[Start DATA TO USE]

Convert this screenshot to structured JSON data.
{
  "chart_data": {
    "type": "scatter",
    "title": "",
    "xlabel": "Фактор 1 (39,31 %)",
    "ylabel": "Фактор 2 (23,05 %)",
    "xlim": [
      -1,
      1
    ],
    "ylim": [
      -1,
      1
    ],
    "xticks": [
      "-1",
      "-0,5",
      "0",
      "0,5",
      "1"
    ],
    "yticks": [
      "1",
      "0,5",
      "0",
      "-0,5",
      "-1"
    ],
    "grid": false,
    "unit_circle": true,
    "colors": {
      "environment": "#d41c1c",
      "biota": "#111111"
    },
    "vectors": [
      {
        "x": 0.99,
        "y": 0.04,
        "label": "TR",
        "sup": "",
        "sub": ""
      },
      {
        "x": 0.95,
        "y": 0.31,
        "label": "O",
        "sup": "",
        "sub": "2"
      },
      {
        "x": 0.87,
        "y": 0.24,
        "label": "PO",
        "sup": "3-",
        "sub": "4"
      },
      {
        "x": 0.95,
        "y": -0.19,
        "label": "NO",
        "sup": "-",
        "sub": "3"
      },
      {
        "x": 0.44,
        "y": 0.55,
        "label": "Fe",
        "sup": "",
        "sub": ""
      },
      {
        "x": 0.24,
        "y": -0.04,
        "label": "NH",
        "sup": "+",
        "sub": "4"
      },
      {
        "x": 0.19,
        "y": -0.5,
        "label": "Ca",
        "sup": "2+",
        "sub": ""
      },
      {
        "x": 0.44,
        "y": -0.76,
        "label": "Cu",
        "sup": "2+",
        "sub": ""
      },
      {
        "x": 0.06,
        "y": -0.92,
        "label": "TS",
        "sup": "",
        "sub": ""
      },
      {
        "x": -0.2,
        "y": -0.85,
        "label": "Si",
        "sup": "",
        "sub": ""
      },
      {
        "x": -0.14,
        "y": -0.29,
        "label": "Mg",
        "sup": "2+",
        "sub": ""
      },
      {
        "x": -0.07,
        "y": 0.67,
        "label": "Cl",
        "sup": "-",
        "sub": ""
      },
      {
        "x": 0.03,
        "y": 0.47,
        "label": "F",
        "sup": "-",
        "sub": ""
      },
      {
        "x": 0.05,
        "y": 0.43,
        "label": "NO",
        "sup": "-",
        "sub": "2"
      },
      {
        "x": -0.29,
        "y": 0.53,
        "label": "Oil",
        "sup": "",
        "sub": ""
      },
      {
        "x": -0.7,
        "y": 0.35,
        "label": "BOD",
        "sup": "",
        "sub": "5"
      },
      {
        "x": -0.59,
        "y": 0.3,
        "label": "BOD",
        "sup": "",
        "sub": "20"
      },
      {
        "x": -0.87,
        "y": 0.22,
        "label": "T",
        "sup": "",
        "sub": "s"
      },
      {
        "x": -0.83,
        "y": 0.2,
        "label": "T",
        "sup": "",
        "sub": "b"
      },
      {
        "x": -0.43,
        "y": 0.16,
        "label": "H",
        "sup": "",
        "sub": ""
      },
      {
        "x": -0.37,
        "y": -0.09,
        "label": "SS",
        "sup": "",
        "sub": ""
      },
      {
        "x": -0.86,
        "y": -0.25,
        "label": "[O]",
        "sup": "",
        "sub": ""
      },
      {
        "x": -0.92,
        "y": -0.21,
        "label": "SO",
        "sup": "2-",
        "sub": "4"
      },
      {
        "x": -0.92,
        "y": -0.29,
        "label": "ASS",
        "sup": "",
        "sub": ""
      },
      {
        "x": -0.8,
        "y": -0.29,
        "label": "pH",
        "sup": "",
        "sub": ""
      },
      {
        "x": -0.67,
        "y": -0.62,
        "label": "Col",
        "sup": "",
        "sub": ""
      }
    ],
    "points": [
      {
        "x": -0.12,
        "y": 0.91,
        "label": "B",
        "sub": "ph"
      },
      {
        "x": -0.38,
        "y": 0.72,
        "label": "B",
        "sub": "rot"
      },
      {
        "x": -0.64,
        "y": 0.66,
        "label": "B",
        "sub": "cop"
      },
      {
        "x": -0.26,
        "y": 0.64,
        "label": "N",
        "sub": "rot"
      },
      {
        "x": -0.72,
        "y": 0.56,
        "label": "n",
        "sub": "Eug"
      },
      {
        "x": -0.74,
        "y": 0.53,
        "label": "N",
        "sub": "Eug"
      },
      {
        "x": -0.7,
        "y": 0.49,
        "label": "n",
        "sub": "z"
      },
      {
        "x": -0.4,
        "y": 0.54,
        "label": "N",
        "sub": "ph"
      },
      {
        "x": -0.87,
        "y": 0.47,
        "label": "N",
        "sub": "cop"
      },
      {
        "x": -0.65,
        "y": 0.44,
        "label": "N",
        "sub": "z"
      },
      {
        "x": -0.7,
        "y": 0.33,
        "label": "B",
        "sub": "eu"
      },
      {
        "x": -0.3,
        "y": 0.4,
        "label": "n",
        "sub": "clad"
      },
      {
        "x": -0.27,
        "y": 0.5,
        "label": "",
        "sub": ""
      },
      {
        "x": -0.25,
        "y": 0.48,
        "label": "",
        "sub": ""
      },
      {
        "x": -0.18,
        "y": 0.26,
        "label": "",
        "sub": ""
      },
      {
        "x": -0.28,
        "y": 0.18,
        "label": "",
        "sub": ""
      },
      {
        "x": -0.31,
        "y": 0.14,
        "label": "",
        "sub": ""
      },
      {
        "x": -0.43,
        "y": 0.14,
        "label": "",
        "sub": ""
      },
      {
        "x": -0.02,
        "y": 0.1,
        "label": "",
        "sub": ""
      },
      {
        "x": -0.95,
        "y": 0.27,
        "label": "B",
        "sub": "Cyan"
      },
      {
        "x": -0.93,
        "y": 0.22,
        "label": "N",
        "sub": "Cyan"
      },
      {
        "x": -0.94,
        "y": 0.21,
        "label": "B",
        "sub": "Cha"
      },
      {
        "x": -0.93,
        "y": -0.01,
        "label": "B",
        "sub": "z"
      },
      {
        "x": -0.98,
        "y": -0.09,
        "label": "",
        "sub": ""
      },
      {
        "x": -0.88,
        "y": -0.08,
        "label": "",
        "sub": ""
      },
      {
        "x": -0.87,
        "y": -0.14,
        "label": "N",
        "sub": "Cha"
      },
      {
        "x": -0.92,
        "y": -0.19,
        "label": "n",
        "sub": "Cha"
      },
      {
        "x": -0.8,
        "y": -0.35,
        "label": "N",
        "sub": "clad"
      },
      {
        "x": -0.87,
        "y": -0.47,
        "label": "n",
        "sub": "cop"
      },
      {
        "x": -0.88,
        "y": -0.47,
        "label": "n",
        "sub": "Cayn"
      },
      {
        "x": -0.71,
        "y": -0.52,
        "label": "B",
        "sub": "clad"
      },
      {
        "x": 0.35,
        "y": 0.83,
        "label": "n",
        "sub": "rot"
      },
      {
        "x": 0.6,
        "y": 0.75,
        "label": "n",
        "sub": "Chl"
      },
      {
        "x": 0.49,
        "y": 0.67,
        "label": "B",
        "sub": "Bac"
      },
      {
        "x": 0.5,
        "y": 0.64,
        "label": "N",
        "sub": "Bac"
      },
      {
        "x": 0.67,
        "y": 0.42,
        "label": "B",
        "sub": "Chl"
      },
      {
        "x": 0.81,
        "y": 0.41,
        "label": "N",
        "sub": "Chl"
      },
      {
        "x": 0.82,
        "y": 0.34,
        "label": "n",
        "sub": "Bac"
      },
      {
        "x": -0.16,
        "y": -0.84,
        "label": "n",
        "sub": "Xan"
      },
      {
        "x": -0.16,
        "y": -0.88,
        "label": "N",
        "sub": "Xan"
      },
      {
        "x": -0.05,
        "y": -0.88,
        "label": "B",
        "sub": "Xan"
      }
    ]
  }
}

[End DATA TO USE]

**TASK INSTRUCTIONS:**
Pick out the lines containing the string "Фактор".

**EXPECTED OUTPUT:**
    "xlabel": "Фактор 1 (39,31 %)",
    "ylabel": "Фактор 2 (23,05 %)",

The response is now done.